Task instructions => Scan each line of the records for the word "people" and extract the ones that have it.

Entries from a visual dataset:
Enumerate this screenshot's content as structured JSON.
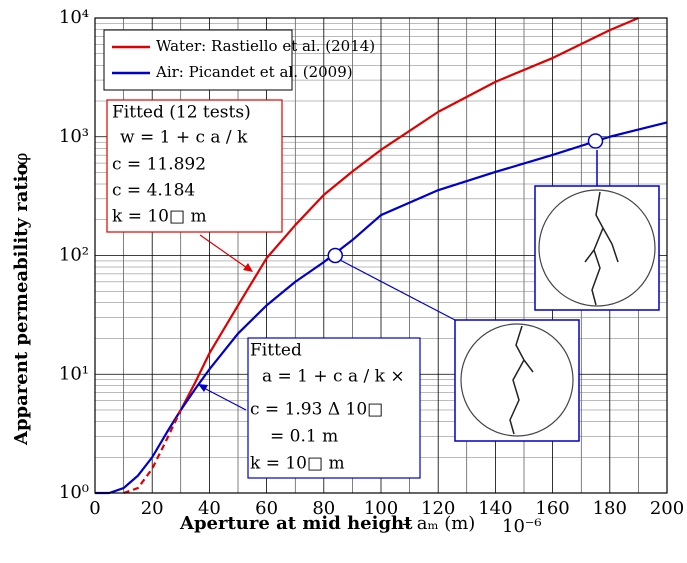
{
  "chart_data": {
    "type": "line",
    "ylabel": "Apparent permeability ratio",
    "ylabel_suffix": "– φ",
    "xlabel": "Aperture at mid height",
    "xlabel_suffix": "– aₘ (m)",
    "x_multiplier": "10⁻⁶",
    "x": [
      0,
      5,
      10,
      15,
      20,
      25,
      30,
      35,
      40,
      50,
      60,
      70,
      80,
      90,
      100,
      120,
      140,
      160,
      180,
      190,
      200
    ],
    "series": [
      {
        "name": "Water: Rastiello et al. (2014)",
        "color": "#e00000",
        "values": [
          null,
          null,
          null,
          null,
          null,
          null,
          5,
          8.5,
          15,
          38,
          95,
          180,
          324,
          510,
          776,
          1620,
          2900,
          4600,
          7900,
          10000,
          null
        ]
      },
      {
        "name": "Air: Picandet et al. (2009)",
        "color": "#0000cc",
        "values": [
          1,
          1,
          1.1,
          1.4,
          2,
          3.2,
          5,
          7.5,
          11,
          22,
          38,
          60,
          88,
          135,
          219,
          355,
          505,
          703,
          1000,
          1150,
          1320
        ]
      },
      {
        "color": "#e00000",
        "dashed": true,
        "values": [
          null,
          null,
          1,
          1.1,
          1.6,
          2.8,
          5,
          null,
          null,
          null,
          null,
          null,
          null,
          null,
          null,
          null,
          null,
          null,
          null,
          null,
          null
        ]
      }
    ],
    "markers": [
      {
        "x": 84,
        "y": 100
      },
      {
        "x": 175,
        "y": 920
      }
    ],
    "xlim": [
      0,
      200
    ],
    "xticks": [
      0,
      20,
      40,
      60,
      80,
      100,
      120,
      140,
      160,
      180,
      200
    ],
    "ylim": [
      1,
      10000
    ],
    "log_y": true,
    "yticks": [
      {
        "value": 1,
        "label": "10⁰"
      },
      {
        "value": 10,
        "label": "10¹"
      },
      {
        "value": 100,
        "label": "10²"
      },
      {
        "value": 1000,
        "label": "10³"
      },
      {
        "value": 10000,
        "label": "10⁴"
      }
    ],
    "grid": true,
    "legend": "upper left",
    "annotations": [
      {
        "color": "#e00000",
        "lines": [
          "Fitted (12 tests)",
          "w = 1 + c a / k",
          "c = 11.892",
          "c = 4.184",
          "k = 10□ m"
        ]
      },
      {
        "color": "#0000cc",
        "lines": [
          "Fitted",
          "a = 1 + c a / k ×",
          "c = 1.93 Δ 10□",
          "= 0.1 m",
          "k = 10□ m"
        ]
      }
    ]
  }
}
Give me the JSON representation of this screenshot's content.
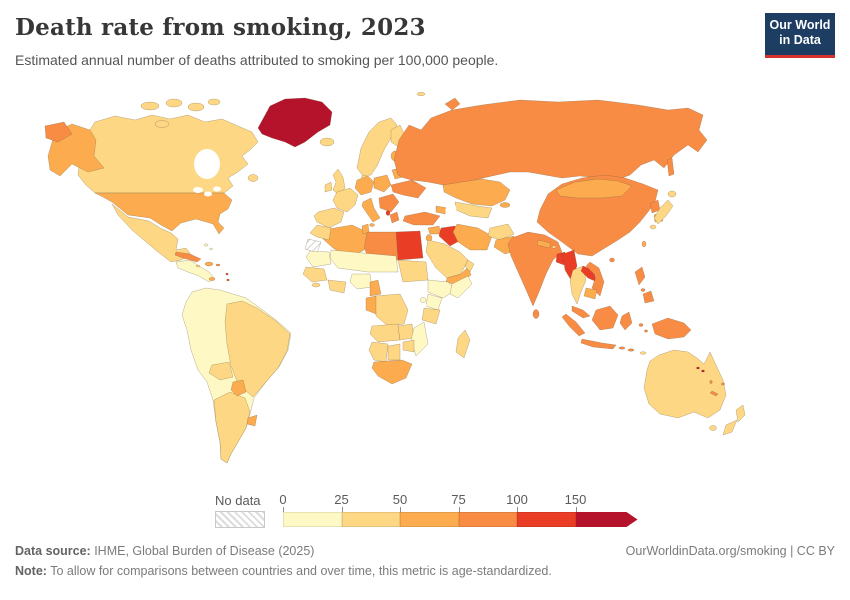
{
  "header": {
    "title": "Death rate from smoking, 2023",
    "subtitle": "Estimated annual number of deaths attributed to smoking per 100,000 people.",
    "logo": {
      "line1": "Our World",
      "line2": "in Data",
      "bg_color": "#1d3d63",
      "accent_color": "#d7332c"
    }
  },
  "legend": {
    "no_data_label": "No data",
    "ticks": [
      "0",
      "25",
      "50",
      "75",
      "100",
      "150"
    ]
  },
  "footer": {
    "source_label": "Data source:",
    "source_text": " IHME, Global Burden of Disease (2025)",
    "credit": "OurWorldinData.org/smoking | CC BY",
    "note_label": "Note:",
    "note_text": " To allow for comparisons between countries and over time, this metric is age-standardized."
  },
  "chart_data": {
    "type": "choropleth",
    "title": "Death rate from smoking, 2023",
    "unit": "estimated annual deaths attributed to smoking per 100,000 people (age-standardized)",
    "year": "2023",
    "legend_position": "bottom",
    "legend_bins": [
      {
        "label": "0-25",
        "color": "#fdf8c4"
      },
      {
        "label": "25-50",
        "color": "#fdd783"
      },
      {
        "label": "50-75",
        "color": "#fcab4f"
      },
      {
        "label": "75-100",
        "color": "#f98c45"
      },
      {
        "label": "100-150",
        "color": "#ea3d26"
      },
      {
        "label": "150+",
        "color": "#b5122b"
      }
    ],
    "no_data_style": "gray-diagonal-hatch",
    "regions": {
      "greenland": "150+",
      "iceland": "25-50",
      "canada": "25-50",
      "canada-arctic-islands": "25-50",
      "newfoundland": "25-50",
      "alaska": "50-75",
      "chukotka-wrap": "75-100",
      "usa": "50-75",
      "mexico": "25-50",
      "central-america": "0-25",
      "panama": "50-75",
      "cuba": "75-100",
      "hispaniola": "50-75",
      "jamaica": "25-50",
      "puerto-rico": "75-100",
      "bahamas": "0-25",
      "lesser-antilles": "100-150",
      "andean-north": "0-25",
      "brazil": "25-50",
      "southern-cone": "25-50",
      "bolivia": "25-50",
      "paraguay": "50-75",
      "uruguay": "50-75",
      "uk": "25-50",
      "ireland": "25-50",
      "norway-sweden": "25-50",
      "finland": "25-50",
      "denmark": "25-50",
      "baltics": "50-75",
      "france": "25-50",
      "iberia": "25-50",
      "germany-central": "50-75",
      "poland": "50-75",
      "belarus": "50-75",
      "ukraine": "75-100",
      "balkans": "75-100",
      "albania": "100-150",
      "italy": "50-75",
      "sicily": "50-75",
      "greece": "75-100",
      "russia": "75-100",
      "novaya-zemlya": "75-100",
      "sakhalin": "75-100",
      "svalbard": "25-50",
      "kazakhstan": "50-75",
      "uzbek-turkmen": "25-50",
      "kyrgyz-tajik": "50-75",
      "caucasus": "50-75",
      "turkey": "75-100",
      "syria": "50-75",
      "iraq": "100-150",
      "iran": "50-75",
      "afghanistan": "25-50",
      "pakistan": "50-75",
      "levant": "50-75",
      "saudi-arabia": "25-50",
      "yemen": "50-75",
      "oman": "25-50",
      "egypt": "100-150",
      "libya": "75-100",
      "algeria": "50-75",
      "tunisia": "50-75",
      "morocco": "25-50",
      "western-sahara": "no-data",
      "mauritania": "0-25",
      "sahel": "0-25",
      "senegal-guinea": "25-50",
      "sierra-liberia": "25-50",
      "ivory-ghana": "25-50",
      "nigeria": "0-25",
      "cameroon": "50-75",
      "sudan": "25-50",
      "ethiopia": "0-25",
      "somalia": "0-25",
      "kenya": "0-25",
      "uganda": "0-25",
      "tanzania": "25-50",
      "drc": "25-50",
      "gabon-congo": "50-75",
      "angola": "25-50",
      "zambia": "25-50",
      "mozambique": "0-25",
      "zimbabwe": "25-50",
      "namibia": "25-50",
      "botswana": "25-50",
      "south-africa": "50-75",
      "madagascar": "25-50",
      "india": "75-100",
      "nepal": "50-75",
      "bhutan": "25-50",
      "bangladesh": "100-150",
      "sri-lanka": "75-100",
      "china": "75-100",
      "hainan": "75-100",
      "mongolia": "50-75",
      "north-korea": "75-100",
      "south-korea": "50-75",
      "japan-hokkaido": "25-50",
      "japan-honshu": "25-50",
      "japan-kyushu": "25-50",
      "taiwan": "50-75",
      "myanmar": "100-150",
      "thailand": "25-50",
      "laos": "100-150",
      "vietnam": "75-100",
      "cambodia": "50-75",
      "malaysia": "75-100",
      "sumatra": "75-100",
      "java": "75-100",
      "borneo": "75-100",
      "sulawesi": "75-100",
      "lesser-sunda": "75-100",
      "moluccas": "75-100",
      "new-guinea": "75-100",
      "philippines-luzon": "75-100",
      "philippines-mindanao": "75-100",
      "timor": "25-50",
      "australia": "25-50",
      "tasmania": "25-50",
      "nz-north": "25-50",
      "nz-south": "25-50",
      "solomons": "150+",
      "vanuatu": "75-100",
      "fiji": "75-100",
      "new-caledonia": "75-100"
    }
  }
}
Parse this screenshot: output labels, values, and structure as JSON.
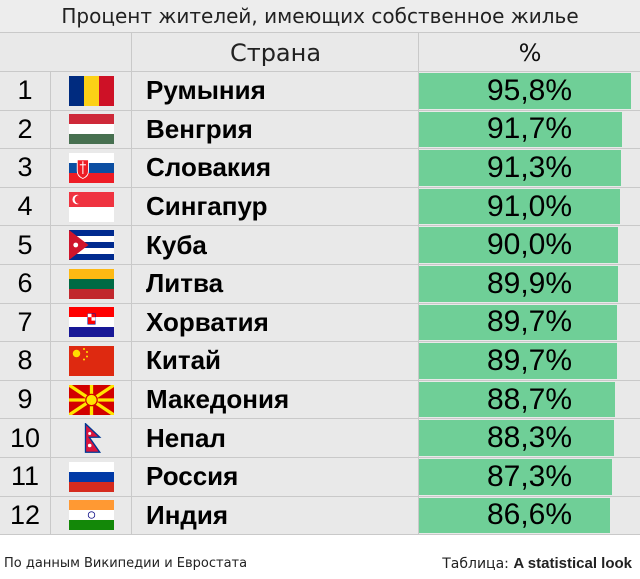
{
  "title": "Процент жителей, имеющих собственное жилье",
  "header": {
    "country": "Страна",
    "percent": "%"
  },
  "footer": {
    "source": "По данным Википедии и Евростата",
    "credit_prefix": "Таблица:",
    "credit_name": "A statistical look"
  },
  "colors": {
    "bar": "#6fcf97",
    "background": "#e9e9e9",
    "grid": "#c9c9c9"
  },
  "chart_data": {
    "type": "table",
    "title": "Процент жителей, имеющих собственное жилье",
    "columns": [
      "",
      "",
      "Страна",
      "%"
    ],
    "max_value": 100,
    "rows": [
      {
        "rank": "1",
        "flag": "flag-romania-icon",
        "country": "Румыния",
        "value": 95.8,
        "label": "95,8%"
      },
      {
        "rank": "2",
        "flag": "flag-hungary-icon",
        "country": "Венгрия",
        "value": 91.7,
        "label": "91,7%"
      },
      {
        "rank": "3",
        "flag": "flag-slovakia-icon",
        "country": "Словакия",
        "value": 91.3,
        "label": "91,3%"
      },
      {
        "rank": "4",
        "flag": "flag-singapore-icon",
        "country": "Сингапур",
        "value": 91.0,
        "label": "91,0%"
      },
      {
        "rank": "5",
        "flag": "flag-cuba-icon",
        "country": "Куба",
        "value": 90.0,
        "label": "90,0%"
      },
      {
        "rank": "6",
        "flag": "flag-lithuania-icon",
        "country": "Литва",
        "value": 89.9,
        "label": "89,9%"
      },
      {
        "rank": "7",
        "flag": "flag-croatia-icon",
        "country": "Хорватия",
        "value": 89.7,
        "label": "89,7%"
      },
      {
        "rank": "8",
        "flag": "flag-china-icon",
        "country": "Китай",
        "value": 89.7,
        "label": "89,7%"
      },
      {
        "rank": "9",
        "flag": "flag-macedonia-icon",
        "country": "Македония",
        "value": 88.7,
        "label": "88,7%"
      },
      {
        "rank": "10",
        "flag": "flag-nepal-icon",
        "country": "Непал",
        "value": 88.3,
        "label": "88,3%"
      },
      {
        "rank": "11",
        "flag": "flag-russia-icon",
        "country": "Россия",
        "value": 87.3,
        "label": "87,3%"
      },
      {
        "rank": "12",
        "flag": "flag-india-icon",
        "country": "Индия",
        "value": 86.6,
        "label": "86,6%"
      }
    ]
  }
}
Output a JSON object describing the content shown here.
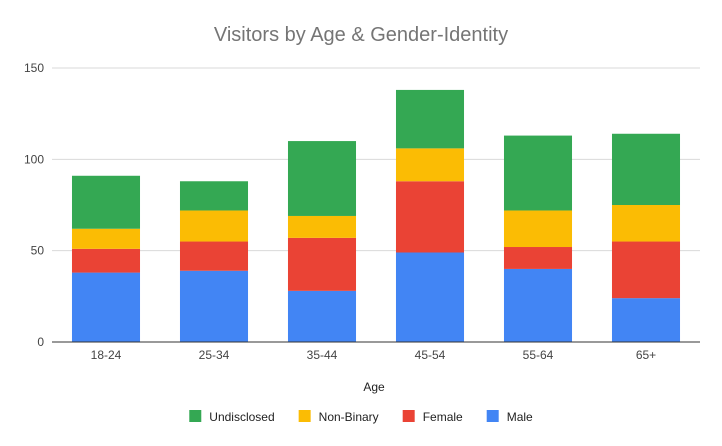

Correct answer =>
    "subtitle": "Estimated annual number of deaths attributed to smoking per 100,000 people.",
    "unit": "estimated annual deaths attributed to smoking per 100,000 people (age-standardized)",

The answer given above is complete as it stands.